(Excerpt from a dataset)
****************************************

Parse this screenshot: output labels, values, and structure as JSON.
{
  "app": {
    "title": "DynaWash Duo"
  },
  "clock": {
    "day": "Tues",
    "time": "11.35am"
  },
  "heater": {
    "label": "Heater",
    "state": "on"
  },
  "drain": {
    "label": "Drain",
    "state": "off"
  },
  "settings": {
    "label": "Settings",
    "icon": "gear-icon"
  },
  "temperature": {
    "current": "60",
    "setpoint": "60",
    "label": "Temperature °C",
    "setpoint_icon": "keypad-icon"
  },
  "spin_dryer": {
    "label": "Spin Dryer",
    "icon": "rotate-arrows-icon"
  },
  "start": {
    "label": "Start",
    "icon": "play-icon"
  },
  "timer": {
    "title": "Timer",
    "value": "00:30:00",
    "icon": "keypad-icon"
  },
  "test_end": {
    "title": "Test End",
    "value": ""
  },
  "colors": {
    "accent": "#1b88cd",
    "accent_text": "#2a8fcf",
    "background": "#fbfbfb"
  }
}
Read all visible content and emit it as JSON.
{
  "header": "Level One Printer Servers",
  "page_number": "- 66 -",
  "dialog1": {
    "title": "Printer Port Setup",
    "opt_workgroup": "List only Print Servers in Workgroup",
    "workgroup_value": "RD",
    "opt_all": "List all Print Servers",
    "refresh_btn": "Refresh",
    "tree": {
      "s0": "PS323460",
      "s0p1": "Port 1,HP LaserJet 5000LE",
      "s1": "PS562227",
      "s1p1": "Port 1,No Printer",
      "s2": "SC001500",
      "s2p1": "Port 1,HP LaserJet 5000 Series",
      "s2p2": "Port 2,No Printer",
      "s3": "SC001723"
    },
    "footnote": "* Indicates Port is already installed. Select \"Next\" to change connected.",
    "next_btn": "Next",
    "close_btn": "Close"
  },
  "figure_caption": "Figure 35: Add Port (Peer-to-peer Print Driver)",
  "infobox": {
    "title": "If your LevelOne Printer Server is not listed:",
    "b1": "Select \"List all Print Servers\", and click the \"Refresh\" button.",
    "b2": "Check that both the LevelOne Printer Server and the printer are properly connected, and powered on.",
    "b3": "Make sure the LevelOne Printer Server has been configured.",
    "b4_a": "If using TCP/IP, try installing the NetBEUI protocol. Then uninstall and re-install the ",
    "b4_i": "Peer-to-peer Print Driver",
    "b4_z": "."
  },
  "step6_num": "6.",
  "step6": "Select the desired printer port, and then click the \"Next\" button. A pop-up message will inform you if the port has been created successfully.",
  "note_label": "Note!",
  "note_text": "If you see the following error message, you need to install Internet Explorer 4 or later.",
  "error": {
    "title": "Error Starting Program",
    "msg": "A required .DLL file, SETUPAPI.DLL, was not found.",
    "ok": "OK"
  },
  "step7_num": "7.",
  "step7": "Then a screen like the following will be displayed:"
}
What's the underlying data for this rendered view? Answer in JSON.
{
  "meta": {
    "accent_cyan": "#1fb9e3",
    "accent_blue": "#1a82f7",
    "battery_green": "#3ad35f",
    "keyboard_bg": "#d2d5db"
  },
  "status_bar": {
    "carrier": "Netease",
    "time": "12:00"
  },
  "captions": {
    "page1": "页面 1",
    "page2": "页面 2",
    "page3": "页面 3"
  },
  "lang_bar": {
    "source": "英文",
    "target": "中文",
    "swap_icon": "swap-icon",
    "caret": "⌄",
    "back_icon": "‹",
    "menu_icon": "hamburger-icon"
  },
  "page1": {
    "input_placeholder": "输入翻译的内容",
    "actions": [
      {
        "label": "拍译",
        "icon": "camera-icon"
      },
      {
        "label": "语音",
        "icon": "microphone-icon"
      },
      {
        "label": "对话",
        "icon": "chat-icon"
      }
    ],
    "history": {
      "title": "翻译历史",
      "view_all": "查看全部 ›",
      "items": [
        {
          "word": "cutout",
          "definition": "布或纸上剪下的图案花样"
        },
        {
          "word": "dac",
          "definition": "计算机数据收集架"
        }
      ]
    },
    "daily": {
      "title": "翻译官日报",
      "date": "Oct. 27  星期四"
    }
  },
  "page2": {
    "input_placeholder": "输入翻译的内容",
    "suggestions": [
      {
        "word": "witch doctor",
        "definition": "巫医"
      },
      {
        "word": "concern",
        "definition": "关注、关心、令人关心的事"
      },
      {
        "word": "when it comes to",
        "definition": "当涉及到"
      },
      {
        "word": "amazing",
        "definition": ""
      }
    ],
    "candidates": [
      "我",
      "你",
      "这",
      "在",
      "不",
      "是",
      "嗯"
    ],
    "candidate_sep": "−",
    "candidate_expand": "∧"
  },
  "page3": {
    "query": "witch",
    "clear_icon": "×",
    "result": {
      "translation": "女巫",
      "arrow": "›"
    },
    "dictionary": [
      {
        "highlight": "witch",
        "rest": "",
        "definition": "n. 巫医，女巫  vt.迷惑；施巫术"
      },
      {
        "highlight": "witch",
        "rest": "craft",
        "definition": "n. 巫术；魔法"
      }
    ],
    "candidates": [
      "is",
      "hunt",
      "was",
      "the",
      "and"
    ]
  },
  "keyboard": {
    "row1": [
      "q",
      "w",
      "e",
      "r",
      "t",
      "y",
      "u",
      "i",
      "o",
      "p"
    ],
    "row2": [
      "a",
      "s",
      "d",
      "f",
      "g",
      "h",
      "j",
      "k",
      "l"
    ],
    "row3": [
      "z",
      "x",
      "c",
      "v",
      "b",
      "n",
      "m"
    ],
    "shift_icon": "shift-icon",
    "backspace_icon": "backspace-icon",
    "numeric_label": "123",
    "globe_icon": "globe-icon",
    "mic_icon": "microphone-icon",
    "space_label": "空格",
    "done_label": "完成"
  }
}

****************************************

Repeat each record exactly. Omit nothing.

* **WRITTEN SOLUTION**
Parse this screenshot: output labels, values, and structure as JSON.
{
  "app": {
    "title": "DynaWash Duo"
  },
  "clock": {
    "day": "Tues",
    "time": "11.35am"
  },
  "heater": {
    "label": "Heater",
    "state": "on"
  },
  "drain": {
    "label": "Drain",
    "state": "off"
  },
  "settings": {
    "label": "Settings",
    "icon": "gear-icon"
  },
  "temperature": {
    "current": "60",
    "setpoint": "60",
    "label": "Temperature °C",
    "setpoint_icon": "keypad-icon"
  },
  "spin_dryer": {
    "label": "Spin Dryer",
    "icon": "rotate-arrows-icon"
  },
  "start": {
    "label": "Start",
    "icon": "play-icon"
  },
  "timer": {
    "title": "Timer",
    "value": "00:30:00",
    "icon": "keypad-icon"
  },
  "test_end": {
    "title": "Test End",
    "value": ""
  },
  "colors": {
    "accent": "#1b88cd",
    "accent_text": "#2a8fcf",
    "background": "#fbfbfb"
  }
}
Read all visible content and emit it as JSON.
{
  "header": "Level One Printer Servers",
  "page_number": "- 66 -",
  "dialog1": {
    "title": "Printer Port Setup",
    "opt_workgroup": "List only Print Servers in Workgroup",
    "workgroup_value": "RD",
    "opt_all": "List all Print Servers",
    "refresh_btn": "Refresh",
    "tree": {
      "s0": "PS323460",
      "s0p1": "Port 1,HP LaserJet 5000LE",
      "s1": "PS562227",
      "s1p1": "Port 1,No Printer",
      "s2": "SC001500",
      "s2p1": "Port 1,HP LaserJet 5000 Series",
      "s2p2": "Port 2,No Printer",
      "s3": "SC001723"
    },
    "footnote": "* Indicates Port is already installed. Select \"Next\" to change connected.",
    "next_btn": "Next",
    "close_btn": "Close"
  },
  "figure_caption": "Figure 35: Add Port (Peer-to-peer Print Driver)",
  "infobox": {
    "title": "If your LevelOne Printer Server is not listed:",
    "b1": "Select \"List all Print Servers\", and click the \"Refresh\" button.",
    "b2": "Check that both the LevelOne Printer Server and the printer are properly connected, and powered on.",
    "b3": "Make sure the LevelOne Printer Server has been configured.",
    "b4_a": "If using TCP/IP, try installing the NetBEUI protocol. Then uninstall and re-install the ",
    "b4_i": "Peer-to-peer Print Driver",
    "b4_z": "."
  },
  "step6_num": "6.",
  "step6": "Select the desired printer port, and then click the \"Next\" button. A pop-up message will inform you if the port has been created successfully.",
  "note_label": "Note!",
  "note_text": "If you see the following error message, you need to install Internet Explorer 4 or later.",
  "error": {
    "title": "Error Starting Program",
    "msg": "A required .DLL file, SETUPAPI.DLL, was not found.",
    "ok": "OK"
  },
  "step7_num": "7.",
  "step7": "Then a screen like the following will be displayed:"
}
What's the underlying data for this rendered view? Answer in JSON.
{
  "meta": {
    "accent_cyan": "#1fb9e3",
    "accent_blue": "#1a82f7",
    "battery_green": "#3ad35f",
    "keyboard_bg": "#d2d5db"
  },
  "status_bar": {
    "carrier": "Netease",
    "time": "12:00"
  },
  "captions": {
    "page1": "页面 1",
    "page2": "页面 2",
    "page3": "页面 3"
  },
  "lang_bar": {
    "source": "英文",
    "target": "中文",
    "swap_icon": "swap-icon",
    "caret": "⌄",
    "back_icon": "‹",
    "menu_icon": "hamburger-icon"
  },
  "page1": {
    "input_placeholder": "输入翻译的内容",
    "actions": [
      {
        "label": "拍译",
        "icon": "camera-icon"
      },
      {
        "label": "语音",
        "icon": "microphone-icon"
      },
      {
        "label": "对话",
        "icon": "chat-icon"
      }
    ],
    "history": {
      "title": "翻译历史",
      "view_all": "查看全部 ›",
      "items": [
        {
          "word": "cutout",
          "definition": "布或纸上剪下的图案花样"
        },
        {
          "word": "dac",
          "definition": "计算机数据收集架"
        }
      ]
    },
    "daily": {
      "title": "翻译官日报",
      "date": "Oct. 27  星期四"
    }
  },
  "page2": {
    "input_placeholder": "输入翻译的内容",
    "suggestions": [
      {
        "word": "witch doctor",
        "definition": "巫医"
      },
      {
        "word": "concern",
        "definition": "关注、关心、令人关心的事"
      },
      {
        "word": "when it comes to",
        "definition": "当涉及到"
      },
      {
        "word": "amazing",
        "definition": ""
      }
    ],
    "candidates": [
      "我",
      "你",
      "这",
      "在",
      "不",
      "是",
      "嗯"
    ],
    "candidate_sep": "−",
    "candidate_expand": "∧"
  },
  "page3": {
    "query": "witch",
    "clear_icon": "×",
    "result": {
      "translation": "女巫",
      "arrow": "›"
    },
    "dictionary": [
      {
        "highlight": "witch",
        "rest": "",
        "definition": "n. 巫医，女巫  vt.迷惑；施巫术"
      },
      {
        "highlight": "witch",
        "rest": "craft",
        "definition": "n. 巫术；魔法"
      }
    ],
    "candidates": [
      "is",
      "hunt",
      "was",
      "the",
      "and"
    ]
  },
  "keyboard": {
    "row1": [
      "q",
      "w",
      "e",
      "r",
      "t",
      "y",
      "u",
      "i",
      "o",
      "p"
    ],
    "row2": [
      "a",
      "s",
      "d",
      "f",
      "g",
      "h",
      "j",
      "k",
      "l"
    ],
    "row3": [
      "z",
      "x",
      "c",
      "v",
      "b",
      "n",
      "m"
    ],
    "shift_icon": "shift-icon",
    "backspace_icon": "backspace-icon",
    "numeric_label": "123",
    "globe_icon": "globe-icon",
    "mic_icon": "microphone-icon",
    "space_label": "空格",
    "done_label": "完成"
  }
}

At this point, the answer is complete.